* begin *

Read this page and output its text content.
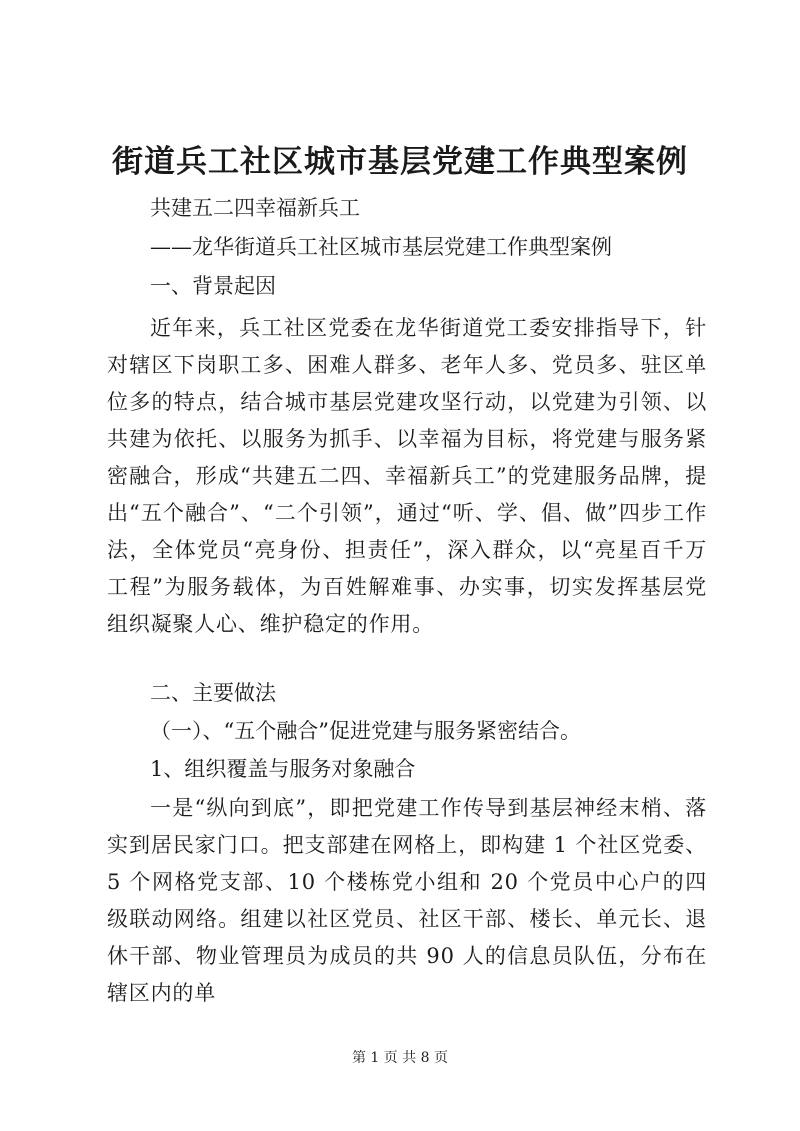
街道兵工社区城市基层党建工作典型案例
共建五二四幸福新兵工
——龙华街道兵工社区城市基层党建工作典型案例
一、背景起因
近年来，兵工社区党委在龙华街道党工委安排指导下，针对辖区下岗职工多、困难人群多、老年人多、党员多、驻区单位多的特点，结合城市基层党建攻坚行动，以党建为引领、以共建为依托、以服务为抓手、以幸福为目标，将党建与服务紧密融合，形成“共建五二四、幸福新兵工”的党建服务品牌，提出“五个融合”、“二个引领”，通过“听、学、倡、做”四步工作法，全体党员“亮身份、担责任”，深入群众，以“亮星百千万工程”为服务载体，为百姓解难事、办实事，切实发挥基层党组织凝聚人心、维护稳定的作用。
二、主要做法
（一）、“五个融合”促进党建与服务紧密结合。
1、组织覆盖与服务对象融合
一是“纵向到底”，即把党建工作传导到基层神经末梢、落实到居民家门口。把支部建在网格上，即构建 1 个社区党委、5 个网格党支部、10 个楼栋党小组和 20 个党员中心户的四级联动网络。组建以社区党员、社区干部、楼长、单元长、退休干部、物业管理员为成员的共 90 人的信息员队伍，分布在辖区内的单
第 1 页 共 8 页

* end *
* begin *

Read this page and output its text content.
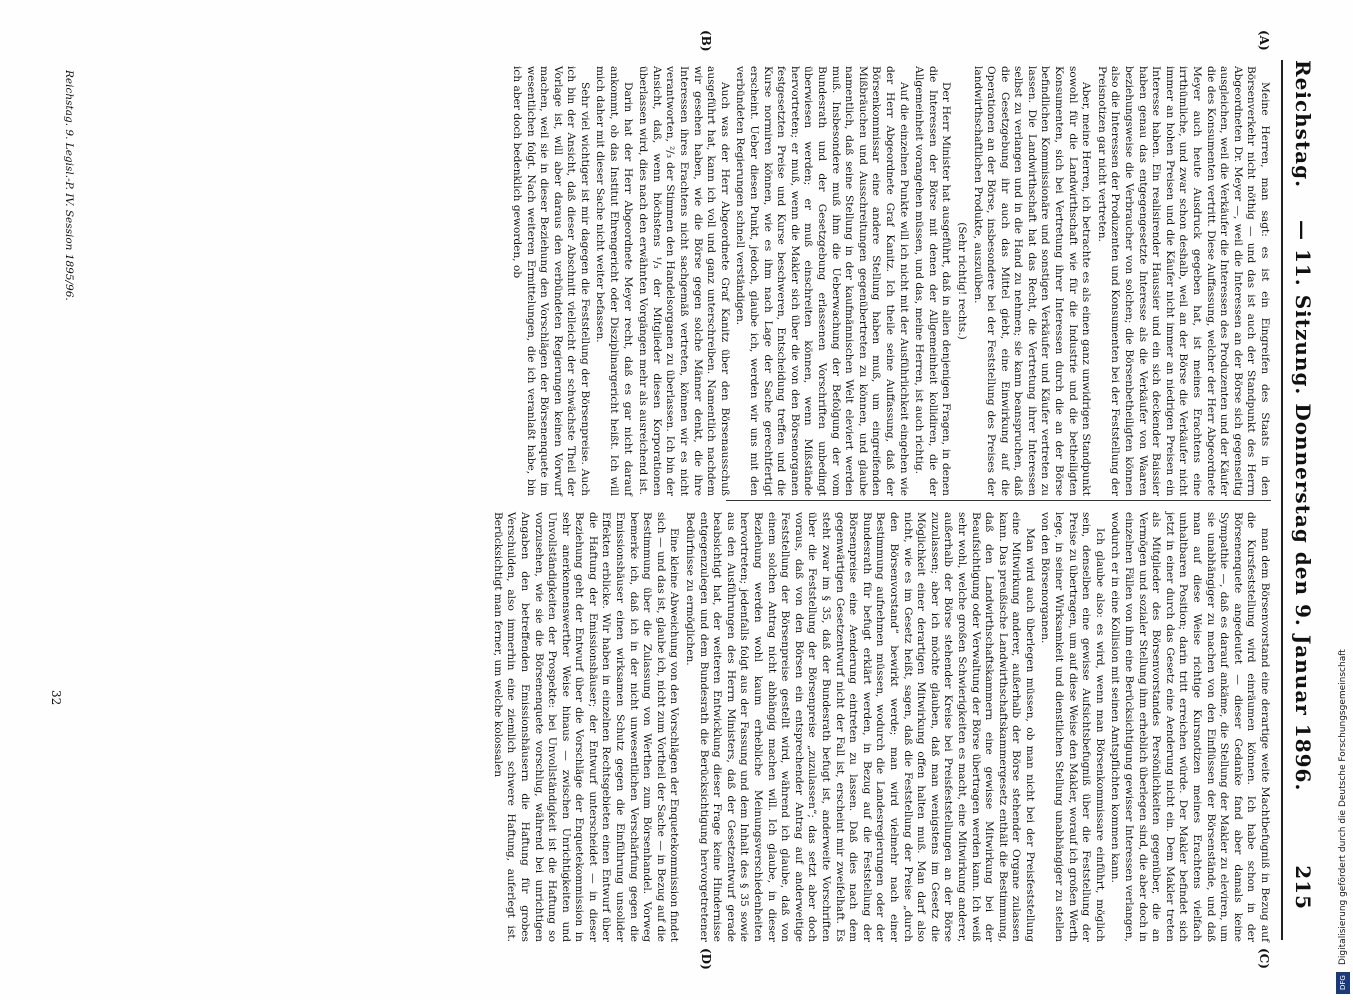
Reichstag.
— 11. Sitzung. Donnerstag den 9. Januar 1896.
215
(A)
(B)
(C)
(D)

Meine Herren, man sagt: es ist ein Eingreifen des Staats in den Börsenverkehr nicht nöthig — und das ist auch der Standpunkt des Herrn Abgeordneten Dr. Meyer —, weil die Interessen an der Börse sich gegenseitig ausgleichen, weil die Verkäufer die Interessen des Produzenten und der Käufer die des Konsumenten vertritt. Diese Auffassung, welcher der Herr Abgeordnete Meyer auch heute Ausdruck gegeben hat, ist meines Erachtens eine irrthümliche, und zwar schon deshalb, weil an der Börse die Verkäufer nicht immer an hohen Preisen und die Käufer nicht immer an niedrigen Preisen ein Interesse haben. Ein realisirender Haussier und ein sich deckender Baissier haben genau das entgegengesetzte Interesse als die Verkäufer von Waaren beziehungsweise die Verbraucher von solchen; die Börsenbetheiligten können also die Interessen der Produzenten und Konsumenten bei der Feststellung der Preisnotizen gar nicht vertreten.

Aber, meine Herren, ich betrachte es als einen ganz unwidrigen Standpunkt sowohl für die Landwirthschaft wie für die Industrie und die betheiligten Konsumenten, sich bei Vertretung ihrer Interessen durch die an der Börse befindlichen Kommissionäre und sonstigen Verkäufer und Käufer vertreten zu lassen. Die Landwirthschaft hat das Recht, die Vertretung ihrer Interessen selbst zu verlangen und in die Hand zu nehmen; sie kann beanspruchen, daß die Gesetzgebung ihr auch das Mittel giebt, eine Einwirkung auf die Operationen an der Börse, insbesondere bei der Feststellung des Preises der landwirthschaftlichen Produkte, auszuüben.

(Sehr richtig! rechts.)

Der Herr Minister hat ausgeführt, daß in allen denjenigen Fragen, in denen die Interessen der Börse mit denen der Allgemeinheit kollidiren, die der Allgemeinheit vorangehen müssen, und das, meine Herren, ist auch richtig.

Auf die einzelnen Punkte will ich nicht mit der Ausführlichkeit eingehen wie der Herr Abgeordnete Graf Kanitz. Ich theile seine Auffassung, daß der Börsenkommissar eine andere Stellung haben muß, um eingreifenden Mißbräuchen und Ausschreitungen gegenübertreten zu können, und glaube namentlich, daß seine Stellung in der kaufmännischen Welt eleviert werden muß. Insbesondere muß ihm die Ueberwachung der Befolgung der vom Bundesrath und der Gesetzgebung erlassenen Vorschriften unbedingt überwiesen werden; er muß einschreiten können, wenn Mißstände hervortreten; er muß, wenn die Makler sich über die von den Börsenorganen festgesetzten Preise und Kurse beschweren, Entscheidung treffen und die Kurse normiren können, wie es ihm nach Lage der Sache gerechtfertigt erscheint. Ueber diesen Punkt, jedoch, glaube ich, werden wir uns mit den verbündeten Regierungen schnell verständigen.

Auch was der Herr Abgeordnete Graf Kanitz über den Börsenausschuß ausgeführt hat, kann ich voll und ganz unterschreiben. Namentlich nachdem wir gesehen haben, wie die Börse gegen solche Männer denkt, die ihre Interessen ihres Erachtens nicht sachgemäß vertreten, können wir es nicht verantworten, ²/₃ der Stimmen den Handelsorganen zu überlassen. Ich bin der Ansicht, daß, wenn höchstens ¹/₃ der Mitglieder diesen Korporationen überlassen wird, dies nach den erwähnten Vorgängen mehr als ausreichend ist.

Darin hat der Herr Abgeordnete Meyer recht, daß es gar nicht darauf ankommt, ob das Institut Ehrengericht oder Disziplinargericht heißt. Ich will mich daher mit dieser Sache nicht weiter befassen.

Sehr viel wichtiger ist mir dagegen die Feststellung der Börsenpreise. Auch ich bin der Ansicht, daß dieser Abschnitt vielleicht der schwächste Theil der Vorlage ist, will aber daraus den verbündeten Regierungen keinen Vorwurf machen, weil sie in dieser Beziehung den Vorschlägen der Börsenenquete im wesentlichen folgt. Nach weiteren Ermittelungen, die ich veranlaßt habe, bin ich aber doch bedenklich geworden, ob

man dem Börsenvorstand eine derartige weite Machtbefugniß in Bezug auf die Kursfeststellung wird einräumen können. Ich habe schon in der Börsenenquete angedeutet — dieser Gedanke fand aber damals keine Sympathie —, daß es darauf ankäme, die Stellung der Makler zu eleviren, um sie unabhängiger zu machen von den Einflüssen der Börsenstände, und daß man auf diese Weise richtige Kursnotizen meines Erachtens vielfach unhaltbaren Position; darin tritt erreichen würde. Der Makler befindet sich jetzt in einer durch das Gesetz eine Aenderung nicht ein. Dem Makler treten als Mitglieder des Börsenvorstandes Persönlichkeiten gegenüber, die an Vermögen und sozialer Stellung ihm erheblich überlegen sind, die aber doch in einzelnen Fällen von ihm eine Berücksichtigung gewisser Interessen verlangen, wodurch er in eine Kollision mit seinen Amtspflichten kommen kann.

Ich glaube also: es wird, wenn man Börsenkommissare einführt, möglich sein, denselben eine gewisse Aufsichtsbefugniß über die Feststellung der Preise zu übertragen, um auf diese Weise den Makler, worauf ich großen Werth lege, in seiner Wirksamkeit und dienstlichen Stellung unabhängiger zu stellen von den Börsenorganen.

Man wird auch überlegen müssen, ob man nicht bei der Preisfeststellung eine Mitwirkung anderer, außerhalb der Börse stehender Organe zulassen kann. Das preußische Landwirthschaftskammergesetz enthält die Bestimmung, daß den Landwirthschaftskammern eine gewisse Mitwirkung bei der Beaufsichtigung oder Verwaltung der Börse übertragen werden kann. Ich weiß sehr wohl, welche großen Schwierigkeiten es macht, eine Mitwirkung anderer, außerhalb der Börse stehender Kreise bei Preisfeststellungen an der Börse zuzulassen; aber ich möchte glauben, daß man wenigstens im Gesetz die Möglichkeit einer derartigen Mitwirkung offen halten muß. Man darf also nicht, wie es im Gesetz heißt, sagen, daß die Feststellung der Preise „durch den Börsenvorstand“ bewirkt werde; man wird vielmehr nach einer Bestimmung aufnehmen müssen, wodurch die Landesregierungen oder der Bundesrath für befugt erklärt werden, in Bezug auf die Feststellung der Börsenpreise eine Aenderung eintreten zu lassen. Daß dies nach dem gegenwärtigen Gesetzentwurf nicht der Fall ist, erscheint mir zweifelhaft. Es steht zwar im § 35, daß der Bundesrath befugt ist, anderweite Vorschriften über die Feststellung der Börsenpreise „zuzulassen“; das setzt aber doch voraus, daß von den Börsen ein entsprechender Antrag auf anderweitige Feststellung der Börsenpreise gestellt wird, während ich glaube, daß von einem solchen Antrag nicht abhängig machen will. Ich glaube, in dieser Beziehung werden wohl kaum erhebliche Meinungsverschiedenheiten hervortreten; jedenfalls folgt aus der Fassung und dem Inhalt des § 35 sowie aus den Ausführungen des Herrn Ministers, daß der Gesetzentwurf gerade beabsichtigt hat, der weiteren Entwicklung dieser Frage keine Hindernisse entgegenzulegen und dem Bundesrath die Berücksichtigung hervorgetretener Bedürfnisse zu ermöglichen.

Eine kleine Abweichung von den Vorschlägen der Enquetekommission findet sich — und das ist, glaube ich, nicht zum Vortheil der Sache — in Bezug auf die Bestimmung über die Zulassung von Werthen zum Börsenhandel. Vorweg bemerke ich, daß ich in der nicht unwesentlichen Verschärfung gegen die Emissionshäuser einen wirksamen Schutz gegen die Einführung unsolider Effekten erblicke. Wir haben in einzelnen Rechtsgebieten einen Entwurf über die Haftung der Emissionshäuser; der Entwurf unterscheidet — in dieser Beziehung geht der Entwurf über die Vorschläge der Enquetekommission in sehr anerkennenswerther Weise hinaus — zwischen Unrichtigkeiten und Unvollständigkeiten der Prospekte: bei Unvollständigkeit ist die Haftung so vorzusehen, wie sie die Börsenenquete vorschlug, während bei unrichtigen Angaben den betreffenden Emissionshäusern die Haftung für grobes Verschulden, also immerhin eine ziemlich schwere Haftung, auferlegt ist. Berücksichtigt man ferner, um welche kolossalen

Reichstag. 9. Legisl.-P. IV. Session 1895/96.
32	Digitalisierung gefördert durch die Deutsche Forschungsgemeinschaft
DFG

* end *

Exercise description: Find the lines above that contain the word "Ansicht" and collect them.

Result:
Auch was der Herr Abgeordnete Graf Kanitz über den Börsenausschuß ausgeführt hat, kann ich voll und ganz unterschreiben. Namentlich nachdem wir gesehen haben, wie die Börse gegen solche Männer denkt, die ihre Interessen ihres Erachtens nicht sachgemäß vertreten, können wir es nicht verantworten, ²/₃ der Stimmen den Handelsorganen zu überlassen. Ich bin der Ansicht, daß, wenn höchstens ¹/₃ der Mitglieder diesen Korporationen überlassen wird, dies nach den erwähnten Vorgängen mehr als ausreichend ist.
Sehr viel wichtiger ist mir dagegen die Feststellung der Börsenpreise. Auch ich bin der Ansicht, daß dieser Abschnitt vielleicht der schwächste Theil der Vorlage ist, will aber daraus den verbündeten Regierungen keinen Vorwurf machen, weil sie in dieser Beziehung den Vorschlägen der Börsenenquete im wesentlichen folgt. Nach weiteren Ermittelungen, die ich veranlaßt habe, bin ich aber doch bedenklich geworden, ob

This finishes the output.